Request: Write the listing out again, all of it, word for word.
** Begin Rows **
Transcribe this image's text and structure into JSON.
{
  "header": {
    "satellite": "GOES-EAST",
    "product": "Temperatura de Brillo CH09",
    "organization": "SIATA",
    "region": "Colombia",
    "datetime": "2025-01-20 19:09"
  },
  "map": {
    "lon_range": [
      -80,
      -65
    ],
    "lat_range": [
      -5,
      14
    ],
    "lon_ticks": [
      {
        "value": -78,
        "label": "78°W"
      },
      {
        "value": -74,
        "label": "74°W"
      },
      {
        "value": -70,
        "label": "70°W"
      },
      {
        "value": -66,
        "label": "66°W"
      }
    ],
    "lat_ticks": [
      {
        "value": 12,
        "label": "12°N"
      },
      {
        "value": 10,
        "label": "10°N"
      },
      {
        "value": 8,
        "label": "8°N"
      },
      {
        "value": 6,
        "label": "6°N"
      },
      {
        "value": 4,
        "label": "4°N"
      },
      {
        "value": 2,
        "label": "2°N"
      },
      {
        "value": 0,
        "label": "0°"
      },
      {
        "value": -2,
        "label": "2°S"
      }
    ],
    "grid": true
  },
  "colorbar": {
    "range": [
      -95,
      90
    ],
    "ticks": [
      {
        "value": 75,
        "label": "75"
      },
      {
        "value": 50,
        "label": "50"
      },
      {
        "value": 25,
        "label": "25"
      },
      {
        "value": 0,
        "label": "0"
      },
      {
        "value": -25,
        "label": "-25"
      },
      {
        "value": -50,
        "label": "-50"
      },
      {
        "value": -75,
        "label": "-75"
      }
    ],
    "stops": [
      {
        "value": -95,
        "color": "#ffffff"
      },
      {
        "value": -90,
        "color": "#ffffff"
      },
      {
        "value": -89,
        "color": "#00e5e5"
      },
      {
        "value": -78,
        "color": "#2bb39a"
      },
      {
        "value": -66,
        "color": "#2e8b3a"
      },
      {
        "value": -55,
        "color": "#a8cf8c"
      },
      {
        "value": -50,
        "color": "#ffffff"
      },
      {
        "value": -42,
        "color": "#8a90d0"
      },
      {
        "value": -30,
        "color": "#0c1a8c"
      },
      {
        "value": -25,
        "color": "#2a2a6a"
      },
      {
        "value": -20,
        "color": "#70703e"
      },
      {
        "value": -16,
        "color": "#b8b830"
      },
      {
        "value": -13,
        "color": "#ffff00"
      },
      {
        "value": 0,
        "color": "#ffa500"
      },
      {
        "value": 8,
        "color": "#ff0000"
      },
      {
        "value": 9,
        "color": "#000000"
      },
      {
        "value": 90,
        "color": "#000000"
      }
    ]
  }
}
** End Rows **
Answer to the task:
Transcribe this image's text and structure into JSON.
{
  "header": {
    "satellite": "GOES-EAST",
    "product": "Temperatura de Brillo CH09",
    "organization": "SIATA",
    "region": "Colombia",
    "datetime": "2025-01-20 19:09"
  },
  "map": {
    "lon_range": [
      -80,
      -65
    ],
    "lat_range": [
      -5,
      14
    ],
    "lon_ticks": [
      {
        "value": -78,
        "label": "78°W"
      },
      {
        "value": -74,
        "label": "74°W"
      },
      {
        "value": -70,
        "label": "70°W"
      },
      {
        "value": -66,
        "label": "66°W"
      }
    ],
    "lat_ticks": [
      {
        "value": 12,
        "label": "12°N"
      },
      {
        "value": 10,
        "label": "10°N"
      },
      {
        "value": 8,
        "label": "8°N"
      },
      {
        "value": 6,
        "label": "6°N"
      },
      {
        "value": 4,
        "label": "4°N"
      },
      {
        "value": 2,
        "label": "2°N"
      },
      {
        "value": 0,
        "label": "0°"
      },
      {
        "value": -2,
        "label": "2°S"
      }
    ],
    "grid": true
  },
  "colorbar": {
    "range": [
      -95,
      90
    ],
    "ticks": [
      {
        "value": 75,
        "label": "75"
      },
      {
        "value": 50,
        "label": "50"
      },
      {
        "value": 25,
        "label": "25"
      },
      {
        "value": 0,
        "label": "0"
      },
      {
        "value": -25,
        "label": "-25"
      },
      {
        "value": -50,
        "label": "-50"
      },
      {
        "value": -75,
        "label": "-75"
      }
    ],
    "stops": [
      {
        "value": -95,
        "color": "#ffffff"
      },
      {
        "value": -90,
        "color": "#ffffff"
      },
      {
        "value": -89,
        "color": "#00e5e5"
      },
      {
        "value": -78,
        "color": "#2bb39a"
      },
      {
        "value": -66,
        "color": "#2e8b3a"
      },
      {
        "value": -55,
        "color": "#a8cf8c"
      },
      {
        "value": -50,
        "color": "#ffffff"
      },
      {
        "value": -42,
        "color": "#8a90d0"
      },
      {
        "value": -30,
        "color": "#0c1a8c"
      },
      {
        "value": -25,
        "color": "#2a2a6a"
      },
      {
        "value": -20,
        "color": "#70703e"
      },
      {
        "value": -16,
        "color": "#b8b830"
      },
      {
        "value": -13,
        "color": "#ffff00"
      },
      {
        "value": 0,
        "color": "#ffa500"
      },
      {
        "value": 8,
        "color": "#ff0000"
      },
      {
        "value": 9,
        "color": "#000000"
      },
      {
        "value": 90,
        "color": "#000000"
      }
    ]
  }
}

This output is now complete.